## What to produce
Your task is to reproduce the entries below word for word.

## Records provided
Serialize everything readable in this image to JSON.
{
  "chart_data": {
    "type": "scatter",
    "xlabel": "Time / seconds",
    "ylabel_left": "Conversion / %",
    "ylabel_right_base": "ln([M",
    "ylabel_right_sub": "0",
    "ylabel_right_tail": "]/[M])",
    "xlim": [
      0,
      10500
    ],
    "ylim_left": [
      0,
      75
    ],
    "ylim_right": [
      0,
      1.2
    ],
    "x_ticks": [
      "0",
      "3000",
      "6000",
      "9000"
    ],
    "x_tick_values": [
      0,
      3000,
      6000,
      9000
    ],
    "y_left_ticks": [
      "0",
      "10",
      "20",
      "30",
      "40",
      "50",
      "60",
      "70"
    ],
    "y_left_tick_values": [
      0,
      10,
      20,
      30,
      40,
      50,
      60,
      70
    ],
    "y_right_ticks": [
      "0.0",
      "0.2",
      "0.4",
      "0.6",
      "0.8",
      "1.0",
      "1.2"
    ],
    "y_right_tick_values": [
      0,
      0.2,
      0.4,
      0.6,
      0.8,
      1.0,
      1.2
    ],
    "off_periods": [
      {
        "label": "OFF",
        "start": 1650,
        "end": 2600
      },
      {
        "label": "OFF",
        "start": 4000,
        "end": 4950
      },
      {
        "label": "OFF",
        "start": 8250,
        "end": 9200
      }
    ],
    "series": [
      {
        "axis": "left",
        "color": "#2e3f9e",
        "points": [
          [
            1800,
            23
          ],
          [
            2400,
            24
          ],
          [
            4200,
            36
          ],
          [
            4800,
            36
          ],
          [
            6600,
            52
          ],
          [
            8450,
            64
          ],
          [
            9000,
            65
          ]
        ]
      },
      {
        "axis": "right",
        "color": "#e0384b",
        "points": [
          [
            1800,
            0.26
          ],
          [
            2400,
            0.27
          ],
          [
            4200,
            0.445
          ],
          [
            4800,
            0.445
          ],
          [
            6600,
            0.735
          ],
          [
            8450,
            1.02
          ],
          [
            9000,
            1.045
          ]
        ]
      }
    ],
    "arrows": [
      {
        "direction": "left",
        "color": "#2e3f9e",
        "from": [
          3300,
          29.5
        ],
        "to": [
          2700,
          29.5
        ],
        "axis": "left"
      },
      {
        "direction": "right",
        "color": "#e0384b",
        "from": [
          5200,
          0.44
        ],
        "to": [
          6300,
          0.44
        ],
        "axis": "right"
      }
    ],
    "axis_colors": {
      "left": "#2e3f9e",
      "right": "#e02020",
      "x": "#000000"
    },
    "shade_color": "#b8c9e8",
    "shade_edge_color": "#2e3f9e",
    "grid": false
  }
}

## Task result
Serialize everything readable in this image to JSON.
{
  "chart_data": {
    "type": "scatter",
    "xlabel": "Time / seconds",
    "ylabel_left": "Conversion / %",
    "ylabel_right_base": "ln([M",
    "ylabel_right_sub": "0",
    "ylabel_right_tail": "]/[M])",
    "xlim": [
      0,
      10500
    ],
    "ylim_left": [
      0,
      75
    ],
    "ylim_right": [
      0,
      1.2
    ],
    "x_ticks": [
      "0",
      "3000",
      "6000",
      "9000"
    ],
    "x_tick_values": [
      0,
      3000,
      6000,
      9000
    ],
    "y_left_ticks": [
      "0",
      "10",
      "20",
      "30",
      "40",
      "50",
      "60",
      "70"
    ],
    "y_left_tick_values": [
      0,
      10,
      20,
      30,
      40,
      50,
      60,
      70
    ],
    "y_right_ticks": [
      "0.0",
      "0.2",
      "0.4",
      "0.6",
      "0.8",
      "1.0",
      "1.2"
    ],
    "y_right_tick_values": [
      0,
      0.2,
      0.4,
      0.6,
      0.8,
      1.0,
      1.2
    ],
    "off_periods": [
      {
        "label": "OFF",
        "start": 1650,
        "end": 2600
      },
      {
        "label": "OFF",
        "start": 4000,
        "end": 4950
      },
      {
        "label": "OFF",
        "start": 8250,
        "end": 9200
      }
    ],
    "series": [
      {
        "axis": "left",
        "color": "#2e3f9e",
        "points": [
          [
            1800,
            23
          ],
          [
            2400,
            24
          ],
          [
            4200,
            36
          ],
          [
            4800,
            36
          ],
          [
            6600,
            52
          ],
          [
            8450,
            64
          ],
          [
            9000,
            65
          ]
        ]
      },
      {
        "axis": "right",
        "color": "#e0384b",
        "points": [
          [
            1800,
            0.26
          ],
          [
            2400,
            0.27
          ],
          [
            4200,
            0.445
          ],
          [
            4800,
            0.445
          ],
          [
            6600,
            0.735
          ],
          [
            8450,
            1.02
          ],
          [
            9000,
            1.045
          ]
        ]
      }
    ],
    "arrows": [
      {
        "direction": "left",
        "color": "#2e3f9e",
        "from": [
          3300,
          29.5
        ],
        "to": [
          2700,
          29.5
        ],
        "axis": "left"
      },
      {
        "direction": "right",
        "color": "#e0384b",
        "from": [
          5200,
          0.44
        ],
        "to": [
          6300,
          0.44
        ],
        "axis": "right"
      }
    ],
    "axis_colors": {
      "left": "#2e3f9e",
      "right": "#e02020",
      "x": "#000000"
    },
    "shade_color": "#b8c9e8",
    "shade_edge_color": "#2e3f9e",
    "grid": false
  }
}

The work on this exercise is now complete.